#### Job:
Copy each line exactly. Drop every picture.

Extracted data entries
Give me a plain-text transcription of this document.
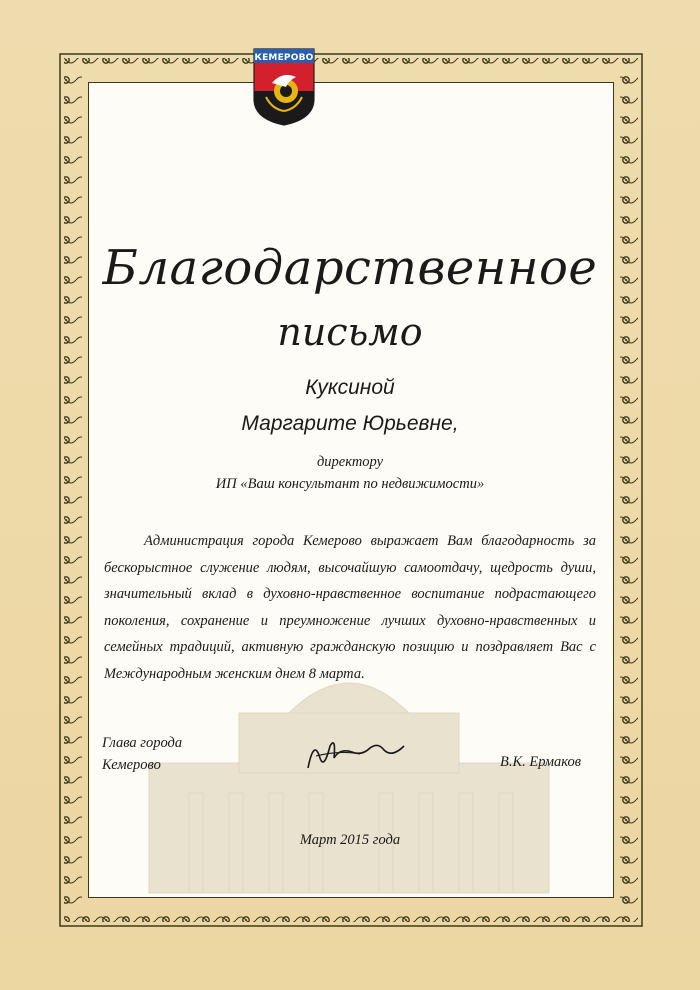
КЕМЕРОВО
Благодарственное
письмо
Куксиной
Маргарите Юрьевне,
директору
ИП «Ваш консультант по недвижимости»
Администрация города Кемерово выражает Вам благодарность за бескорыстное служение людям, высочайшую самоотдачу, щедрость души, значительный вклад в духовно-нравственное воспитание подрастающего поколения, сохранение и преумножение лучших духовно-нравственных и семейных традиций, активную гражданскую позицию и поздравляет Вас с Международным женским днем 8 марта.
Глава города
Кемерово	В.К. Ермаков
Март 2015 года
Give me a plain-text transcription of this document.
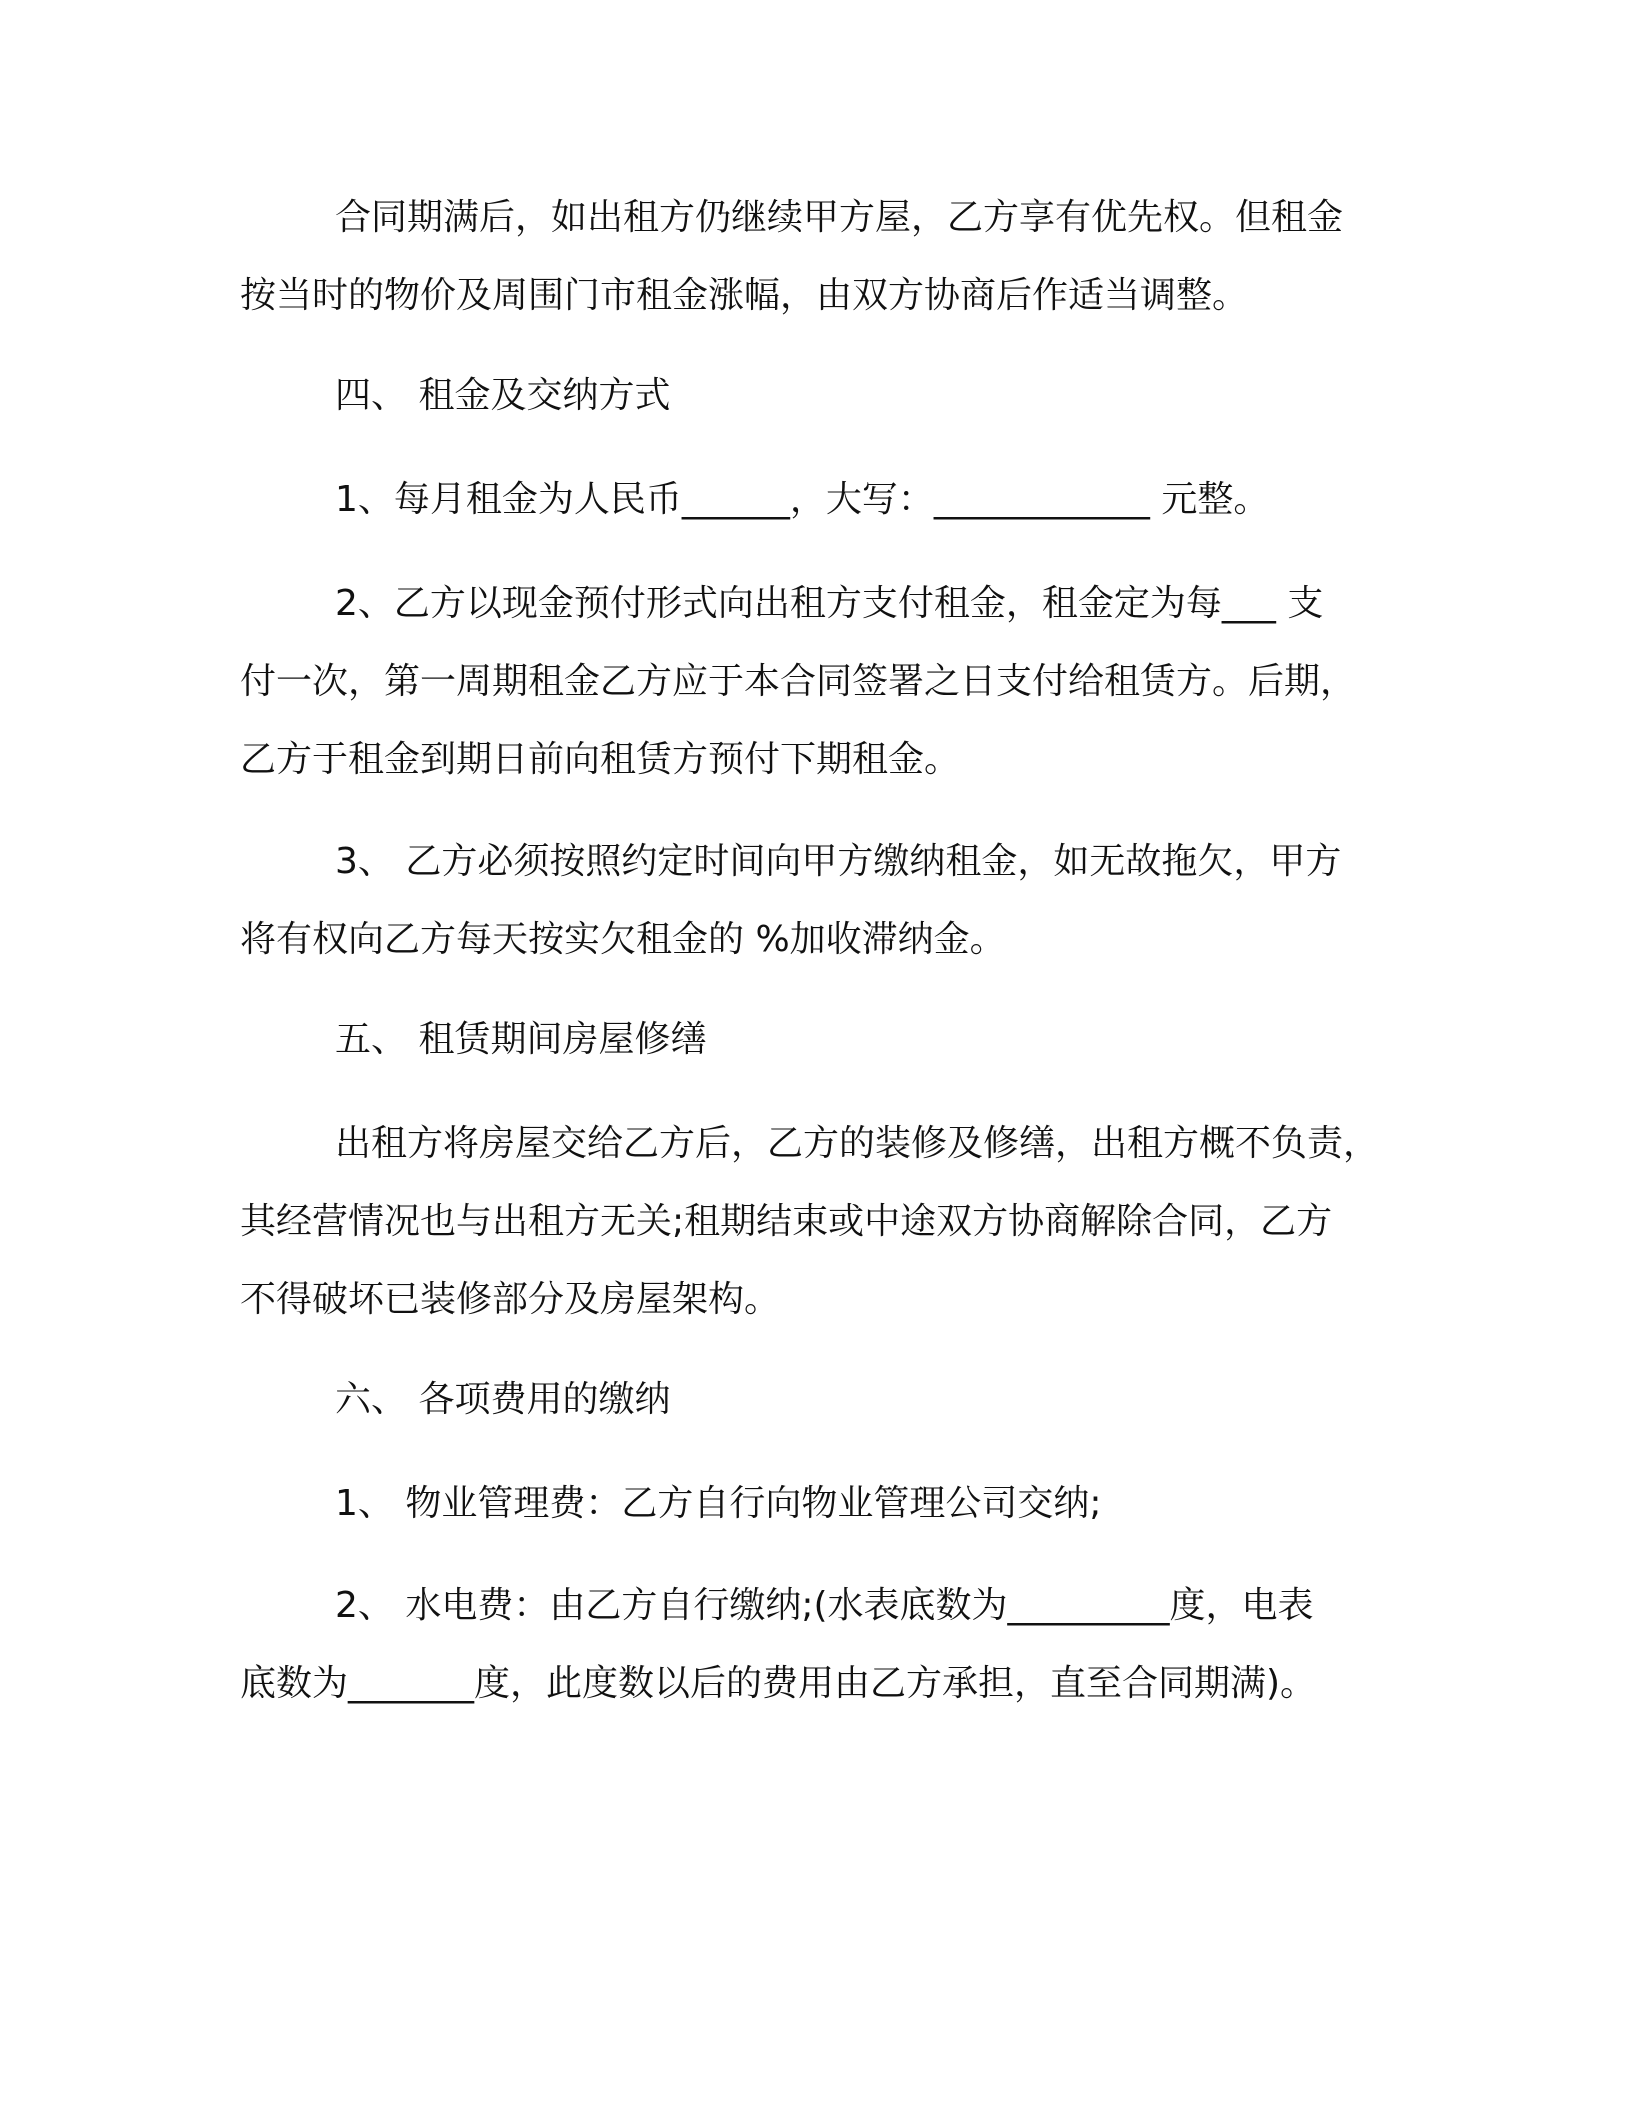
合同期满后，如出租方仍继续甲方屋，乙方享有优先权。但租金
按当时的物价及周围门市租金涨幅，由双方协商后作适当调整。
四、 租金及交纳方式
1、每月租金为人民币______，大写：____________ 元整。
2、乙方以现金预付形式向出租方支付租金，租金定为每___ 支
付一次，第一周期租金乙方应于本合同签署之日支付给租赁方。后期，
乙方于租金到期日前向租赁方预付下期租金。
3、 乙方必须按照约定时间向甲方缴纳租金，如无故拖欠，甲方
将有权向乙方每天按实欠租金的 %加收滞纳金。
五、 租赁期间房屋修缮
出租方将房屋交给乙方后，乙方的装修及修缮，出租方概不负责，
其经营情况也与出租方无关;租期结束或中途双方协商解除合同，乙方
不得破坏已装修部分及房屋架构。
六、 各项费用的缴纳
1、 物业管理费：乙方自行向物业管理公司交纳;
2、 水电费：由乙方自行缴纳;(水表底数为_________度，电表
底数为_______度，此度数以后的费用由乙方承担，直至合同期满)。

#### Answer to the task:
Give me a plain-text transcription of this document.
КЕМЕРОВО
Благодарственное
письмо
Куксиной
Маргарите Юрьевне,
директору
ИП «Ваш консультант по недвижимости»
Администрация города Кемерово выражает Вам благодарность за бескорыстное служение людям, высочайшую самоотдачу, щедрость души, значительный вклад в духовно-нравственное воспитание подрастающего поколения, сохранение и преумножение лучших духовно-нравственных и семейных традиций, активную гражданскую позицию и поздравляет Вас с Международным женским днем 8 марта.
Глава города
Кемерово	В.К. Ермаков
Март 2015 года
Give me a plain-text transcription of this document.
合同期满后，如出租方仍继续甲方屋，乙方享有优先权。但租金
按当时的物价及周围门市租金涨幅，由双方协商后作适当调整。
四、 租金及交纳方式
1、每月租金为人民币______，大写：____________ 元整。
2、乙方以现金预付形式向出租方支付租金，租金定为每___ 支
付一次，第一周期租金乙方应于本合同签署之日支付给租赁方。后期，
乙方于租金到期日前向租赁方预付下期租金。
3、 乙方必须按照约定时间向甲方缴纳租金，如无故拖欠，甲方
将有权向乙方每天按实欠租金的 %加收滞纳金。
五、 租赁期间房屋修缮
出租方将房屋交给乙方后，乙方的装修及修缮，出租方概不负责，
其经营情况也与出租方无关;租期结束或中途双方协商解除合同，乙方
不得破坏已装修部分及房屋架构。
六、 各项费用的缴纳
1、 物业管理费：乙方自行向物业管理公司交纳;
2、 水电费：由乙方自行缴纳;(水表底数为_________度，电表
底数为_______度，此度数以后的费用由乙方承担，直至合同期满)。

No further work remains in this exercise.